* EXERCISE INSTRUCTIONS:
Skip the pictures. Copy all the rest of the records down exactly.

[Dataset items]
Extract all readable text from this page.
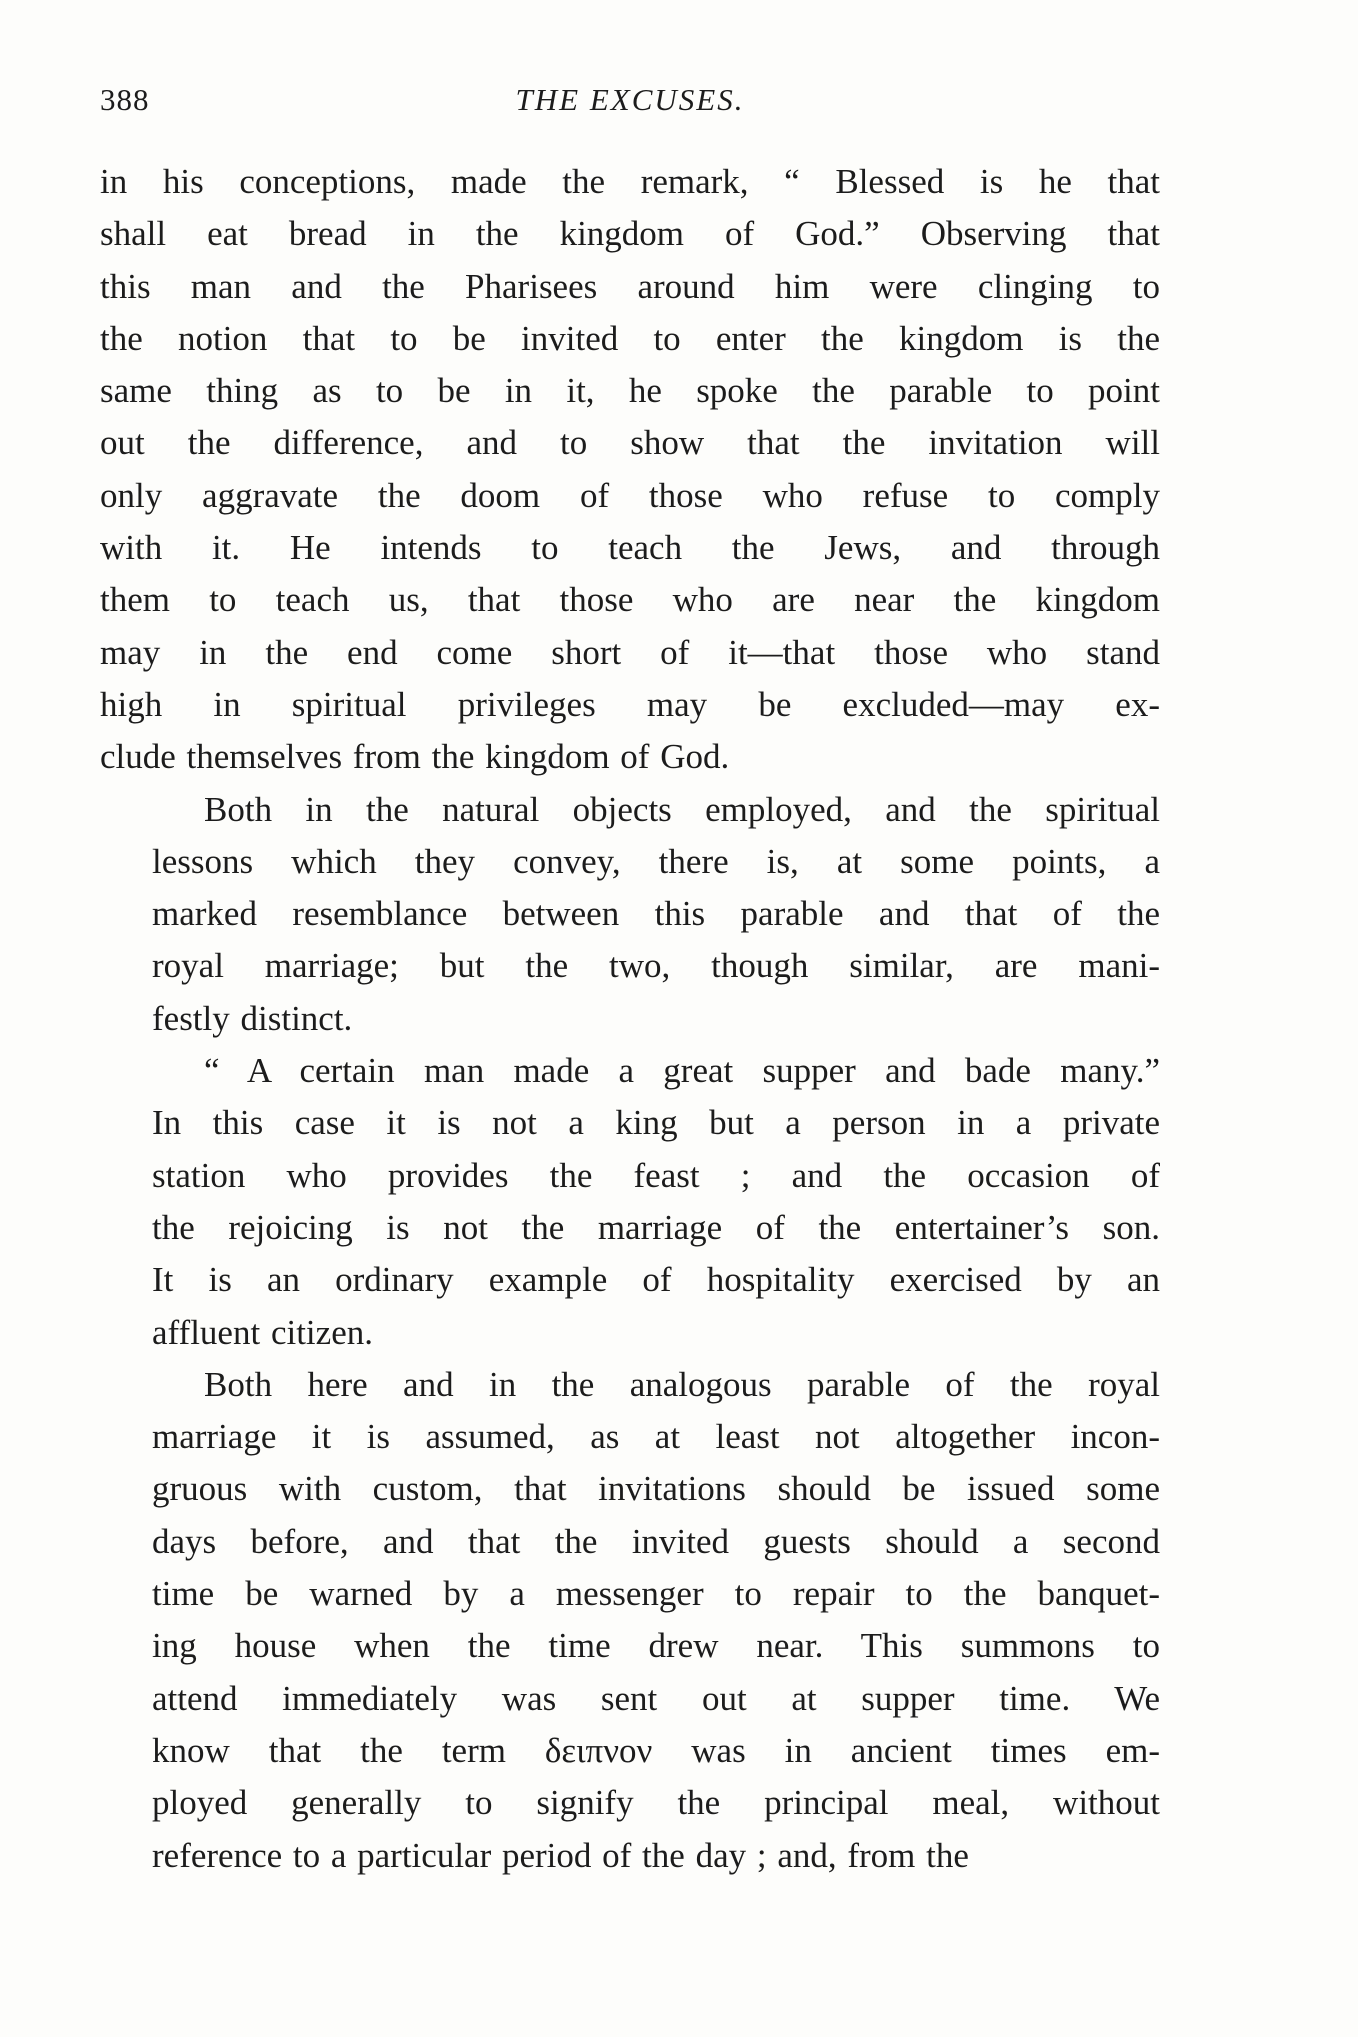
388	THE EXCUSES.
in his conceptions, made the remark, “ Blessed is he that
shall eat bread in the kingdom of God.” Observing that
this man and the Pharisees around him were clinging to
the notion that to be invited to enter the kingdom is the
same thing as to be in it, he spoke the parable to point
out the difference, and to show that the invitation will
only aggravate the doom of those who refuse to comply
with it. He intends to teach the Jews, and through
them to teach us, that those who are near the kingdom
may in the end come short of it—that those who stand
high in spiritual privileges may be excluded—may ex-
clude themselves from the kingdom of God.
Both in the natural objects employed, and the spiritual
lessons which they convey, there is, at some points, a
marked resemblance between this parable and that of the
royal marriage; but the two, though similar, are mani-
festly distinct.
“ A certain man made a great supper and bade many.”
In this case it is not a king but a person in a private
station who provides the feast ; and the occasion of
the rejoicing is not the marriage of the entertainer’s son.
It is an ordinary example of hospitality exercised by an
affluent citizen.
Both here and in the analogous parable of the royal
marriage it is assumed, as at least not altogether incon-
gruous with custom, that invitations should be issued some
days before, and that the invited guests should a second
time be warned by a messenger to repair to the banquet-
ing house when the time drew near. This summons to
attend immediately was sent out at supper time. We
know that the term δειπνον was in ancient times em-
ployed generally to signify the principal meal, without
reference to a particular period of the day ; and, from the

* RESPONSE:
Extract all readable text from this page.
388	THE EXCUSES.
in his conceptions, made the remark, “ Blessed is he that
shall eat bread in the kingdom of God.” Observing that
this man and the Pharisees around him were clinging to
the notion that to be invited to enter the kingdom is the
same thing as to be in it, he spoke the parable to point
out the difference, and to show that the invitation will
only aggravate the doom of those who refuse to comply
with it. He intends to teach the Jews, and through
them to teach us, that those who are near the kingdom
may in the end come short of it—that those who stand
high in spiritual privileges may be excluded—may ex-
clude themselves from the kingdom of God.
Both in the natural objects employed, and the spiritual
lessons which they convey, there is, at some points, a
marked resemblance between this parable and that of the
royal marriage; but the two, though similar, are mani-
festly distinct.
“ A certain man made a great supper and bade many.”
In this case it is not a king but a person in a private
station who provides the feast ; and the occasion of
the rejoicing is not the marriage of the entertainer’s son.
It is an ordinary example of hospitality exercised by an
affluent citizen.
Both here and in the analogous parable of the royal
marriage it is assumed, as at least not altogether incon-
gruous with custom, that invitations should be issued some
days before, and that the invited guests should a second
time be warned by a messenger to repair to the banquet-
ing house when the time drew near. This summons to
attend immediately was sent out at supper time. We
know that the term δειπνον was in ancient times em-
ployed generally to signify the principal meal, without
reference to a particular period of the day ; and, from the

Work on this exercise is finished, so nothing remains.